## Begin
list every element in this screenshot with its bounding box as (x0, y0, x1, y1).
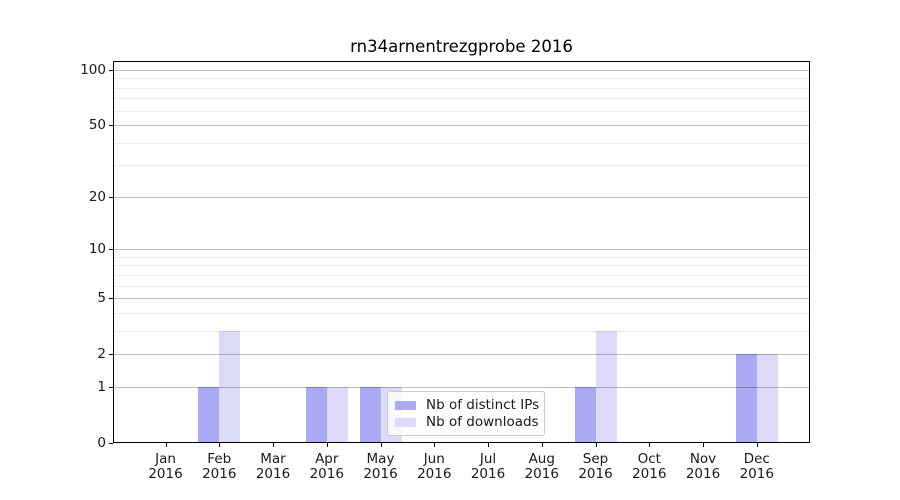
x-tick-mark (380, 443, 382, 447)
x-tick-mark (219, 443, 221, 447)
y-tick-label: 100 (80, 62, 106, 78)
x-tick-mark (326, 443, 328, 447)
legend-swatch-downloads (395, 417, 416, 427)
bar-distinct-ips-feb (198, 386, 220, 443)
gridline-major (113, 249, 810, 251)
x-tick-label: Jan 2016 (148, 451, 183, 482)
x-tick-label: Oct 2016 (632, 451, 667, 482)
y-tick-label: 1 (97, 378, 106, 395)
y-tick-label: 2 (97, 346, 106, 363)
bar-distinct-ips-sep (574, 386, 596, 443)
x-tick-mark (488, 443, 489, 447)
x-tick-mark (649, 443, 651, 447)
x-tick-label: Nov 2016 (685, 451, 721, 482)
bar-downloads-apr (326, 386, 348, 443)
gridline-major (113, 70, 810, 71)
legend-label-downloads: Nb of downloads (426, 414, 539, 430)
legend-entry-downloads: Nb of downloads (395, 414, 539, 430)
x-tick-label: Mar 2016 (255, 451, 291, 482)
x-tick-label: Aug 2016 (524, 451, 559, 482)
y-tick-label: 0 (97, 435, 106, 451)
x-tick-label: Feb 2016 (202, 451, 237, 482)
y-tick-mark (109, 354, 113, 356)
x-tick-mark (541, 443, 543, 447)
x-tick-label: Sep 2016 (578, 451, 613, 482)
x-tick-mark (756, 443, 758, 447)
chart-title: rn34arnentrezgprobe 2016 (350, 37, 573, 56)
gridline-minor (113, 110, 810, 112)
gridline-minor (113, 274, 810, 276)
gridline-minor (113, 265, 810, 267)
y-tick-label: 20 (88, 188, 106, 205)
y-tick-label: 5 (97, 290, 106, 307)
gridline-major (113, 386, 810, 388)
gridline-minor (113, 98, 810, 100)
y-tick-mark (109, 298, 113, 300)
y-tick-mark (109, 249, 113, 251)
y-tick-mark (109, 386, 113, 388)
x-tick-mark (703, 443, 704, 447)
gridline-minor (113, 142, 810, 144)
bar-distinct-ips-dec (735, 354, 757, 443)
gridline-minor (113, 87, 810, 89)
bar-downloads-feb (219, 330, 241, 443)
gridline-major (113, 125, 810, 127)
y-tick-label: 50 (88, 117, 106, 134)
x-tick-label: Apr 2016 (309, 451, 344, 482)
legend: Nb of distinct IPs Nb of downloads (387, 391, 545, 436)
gridline-minor (113, 256, 810, 258)
y-tick-label: 10 (88, 241, 106, 258)
bar-distinct-ips-apr (305, 386, 327, 443)
gridline-major (113, 298, 810, 300)
x-tick-label: Jul 2016 (470, 451, 506, 482)
plot-frame (113, 61, 810, 443)
gridline-major (113, 354, 810, 356)
gridline-minor (113, 285, 810, 287)
gridline-minor (113, 312, 810, 314)
plot-area: 0 1 2 5 10 20 50 100 Jan 2016 Feb 2016 Mar 2016 Apr… (80, 61, 810, 482)
bar-downloads-sep (595, 330, 617, 443)
x-tick-label: Jun 2016 (417, 451, 452, 482)
x-tick-mark (595, 443, 597, 447)
x-tick-mark (273, 443, 274, 447)
y-tick-mark (109, 196, 113, 198)
legend-label-distinct-ips: Nb of distinct IPs (426, 397, 540, 413)
bar-downloads-dec (756, 354, 778, 443)
gridline-minor (113, 165, 810, 167)
x-tick-mark (434, 443, 436, 447)
y-tick-mark (109, 443, 113, 444)
y-tick-mark (109, 70, 113, 71)
y-tick-mark (109, 125, 113, 127)
x-tick-mark (165, 443, 167, 447)
x-tick-label: May 2016 (363, 451, 398, 482)
legend-entry-distinct-ips: Nb of distinct IPs (395, 397, 540, 413)
gridline-major (113, 196, 810, 198)
legend-swatch-distinct-ips (395, 400, 416, 410)
x-tick-label: Dec 2016 (739, 451, 774, 482)
gridline-minor (113, 78, 810, 80)
bar-distinct-ips-may (359, 386, 381, 443)
gridline-minor (113, 330, 810, 332)
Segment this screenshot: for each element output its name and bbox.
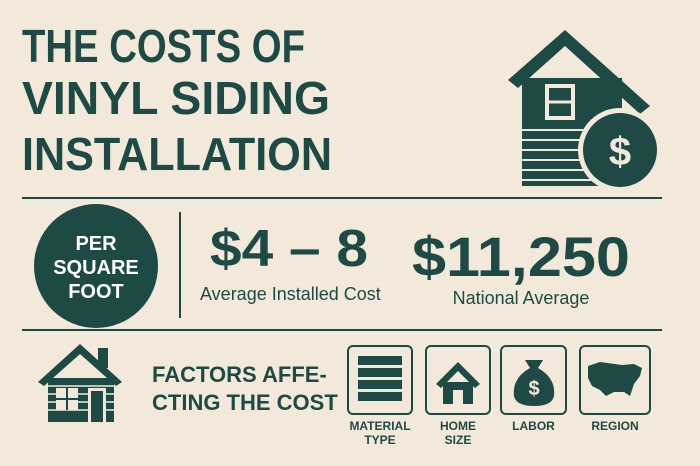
stat-label: Average Installed Cost [200, 284, 381, 304]
factor-label: TYPE [364, 433, 395, 447]
house-icon [508, 30, 662, 192]
factor-label: LABOR [512, 419, 555, 433]
factor-label: REGION [591, 419, 638, 433]
factors-heading: CTING THE COST [152, 390, 338, 415]
factor-box [500, 345, 567, 415]
stat-value: $4 – 8 [210, 220, 368, 278]
home-size-icon [436, 362, 480, 404]
dollar-sign: $ [609, 130, 631, 174]
stat-label: National Average [453, 288, 590, 308]
badge [34, 204, 158, 328]
region-icon [588, 362, 642, 396]
title-line: THE COSTS OF [22, 20, 305, 72]
small-house-icon [38, 344, 122, 422]
badge-text: PER [75, 233, 117, 255]
title-line: INSTALLATION [22, 128, 332, 180]
dollar-sign: $ [528, 378, 539, 400]
factor-box [347, 345, 413, 415]
factor-box [425, 345, 491, 415]
factor-box [579, 345, 651, 415]
labor-icon [513, 360, 555, 406]
badge-text: FOOT [68, 281, 124, 303]
factors-heading: FACTORS AFFE- [152, 362, 327, 387]
material-icon [358, 356, 402, 401]
title-line: VINYL SIDING [22, 72, 330, 124]
stat-value: $11,250 [412, 225, 630, 288]
badge-text: SQUARE [53, 257, 139, 279]
factor-label: MATERIAL [349, 419, 410, 433]
factor-label: HOME [440, 419, 476, 433]
factor-label: SIZE [445, 433, 472, 447]
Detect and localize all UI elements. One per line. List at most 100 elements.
## End
* [Instructions to follow]:
Reproduce every line of the records above without any change, leaving out the pictures.

* [Solution below]:
list every element in this screenshot with its bounding box as (x0, y0, x1, y1).
x-tick-mark (380, 443, 382, 447)
x-tick-mark (219, 443, 221, 447)
y-tick-label: 100 (80, 62, 106, 78)
x-tick-mark (326, 443, 328, 447)
legend-swatch-downloads (395, 417, 416, 427)
bar-distinct-ips-feb (198, 386, 220, 443)
gridline-major (113, 249, 810, 251)
x-tick-label: Jan 2016 (148, 451, 183, 482)
x-tick-label: Oct 2016 (632, 451, 667, 482)
y-tick-label: 1 (97, 378, 106, 395)
y-tick-label: 2 (97, 346, 106, 363)
bar-distinct-ips-sep (574, 386, 596, 443)
x-tick-mark (488, 443, 489, 447)
x-tick-mark (649, 443, 651, 447)
x-tick-label: Nov 2016 (685, 451, 721, 482)
bar-downloads-apr (326, 386, 348, 443)
gridline-major (113, 70, 810, 71)
legend-label-downloads: Nb of downloads (426, 414, 539, 430)
legend-entry-downloads: Nb of downloads (395, 414, 539, 430)
x-tick-label: Mar 2016 (255, 451, 291, 482)
x-tick-label: Aug 2016 (524, 451, 559, 482)
y-tick-label: 0 (97, 435, 106, 451)
x-tick-label: Feb 2016 (202, 451, 237, 482)
y-tick-mark (109, 354, 113, 356)
x-tick-mark (541, 443, 543, 447)
x-tick-label: Sep 2016 (578, 451, 613, 482)
x-tick-mark (756, 443, 758, 447)
chart-title: rn34arnentrezgprobe 2016 (350, 37, 573, 56)
gridline-minor (113, 110, 810, 112)
gridline-minor (113, 274, 810, 276)
gridline-minor (113, 265, 810, 267)
y-tick-label: 20 (88, 188, 106, 205)
y-tick-label: 5 (97, 290, 106, 307)
gridline-major (113, 386, 810, 388)
gridline-minor (113, 98, 810, 100)
y-tick-mark (109, 298, 113, 300)
y-tick-mark (109, 249, 113, 251)
y-tick-mark (109, 386, 113, 388)
x-tick-mark (703, 443, 704, 447)
gridline-minor (113, 142, 810, 144)
bar-distinct-ips-dec (735, 354, 757, 443)
gridline-minor (113, 87, 810, 89)
bar-downloads-feb (219, 330, 241, 443)
gridline-major (113, 125, 810, 127)
y-tick-label: 50 (88, 117, 106, 134)
x-tick-label: Apr 2016 (309, 451, 344, 482)
legend: Nb of distinct IPs Nb of downloads (387, 391, 545, 436)
gridline-minor (113, 256, 810, 258)
y-tick-label: 10 (88, 241, 106, 258)
bar-distinct-ips-apr (305, 386, 327, 443)
gridline-major (113, 298, 810, 300)
x-tick-label: Jul 2016 (470, 451, 506, 482)
plot-frame (113, 61, 810, 443)
gridline-major (113, 354, 810, 356)
gridline-minor (113, 285, 810, 287)
gridline-minor (113, 312, 810, 314)
plot-area: 0 1 2 5 10 20 50 100 Jan 2016 Feb 2016 Mar 2016 Apr… (80, 61, 810, 482)
bar-downloads-sep (595, 330, 617, 443)
x-tick-label: Jun 2016 (417, 451, 452, 482)
x-tick-mark (595, 443, 597, 447)
x-tick-mark (273, 443, 274, 447)
y-tick-mark (109, 196, 113, 198)
legend-label-distinct-ips: Nb of distinct IPs (426, 397, 540, 413)
bar-downloads-dec (756, 354, 778, 443)
gridline-minor (113, 165, 810, 167)
x-tick-mark (434, 443, 436, 447)
y-tick-mark (109, 443, 113, 444)
y-tick-mark (109, 70, 113, 71)
y-tick-mark (109, 125, 113, 127)
x-tick-mark (165, 443, 167, 447)
x-tick-label: May 2016 (363, 451, 398, 482)
legend-entry-distinct-ips: Nb of distinct IPs (395, 397, 540, 413)
gridline-major (113, 196, 810, 198)
legend-swatch-distinct-ips (395, 400, 416, 410)
x-tick-label: Dec 2016 (739, 451, 774, 482)
gridline-minor (113, 78, 810, 80)
bar-distinct-ips-may (359, 386, 381, 443)
gridline-minor (113, 330, 810, 332)
Segment this screenshot: for each element output its name and bbox.
stat-label: Average Installed Cost [200, 284, 381, 304]
factor-label: TYPE [364, 433, 395, 447]
house-icon [508, 30, 662, 192]
factor-label: LABOR [512, 419, 555, 433]
factor-label: REGION [591, 419, 638, 433]
factors-heading: CTING THE COST [152, 390, 338, 415]
factor-box [500, 345, 567, 415]
stat-value: $4 – 8 [210, 220, 368, 278]
home-size-icon [436, 362, 480, 404]
dollar-sign: $ [609, 130, 631, 174]
stat-label: National Average [453, 288, 590, 308]
badge [34, 204, 158, 328]
region-icon [588, 362, 642, 396]
title-line: THE COSTS OF [22, 20, 305, 72]
small-house-icon [38, 344, 122, 422]
badge-text: PER [75, 233, 117, 255]
title-line: INSTALLATION [22, 128, 332, 180]
dollar-sign: $ [528, 378, 539, 400]
factor-box [347, 345, 413, 415]
factor-box [425, 345, 491, 415]
factor-box [579, 345, 651, 415]
labor-icon [513, 360, 555, 406]
badge-text: FOOT [68, 281, 124, 303]
factors-heading: FACTORS AFFE- [152, 362, 327, 387]
material-icon [358, 356, 402, 401]
title-line: VINYL SIDING [22, 72, 330, 124]
stat-value: $11,250 [412, 225, 630, 288]
badge-text: SQUARE [53, 257, 139, 279]
factor-label: MATERIAL [349, 419, 410, 433]
factor-label: HOME [440, 419, 476, 433]
factor-label: SIZE [445, 433, 472, 447]
Detect and localize all UI elements. One per line. List at most 100 elements.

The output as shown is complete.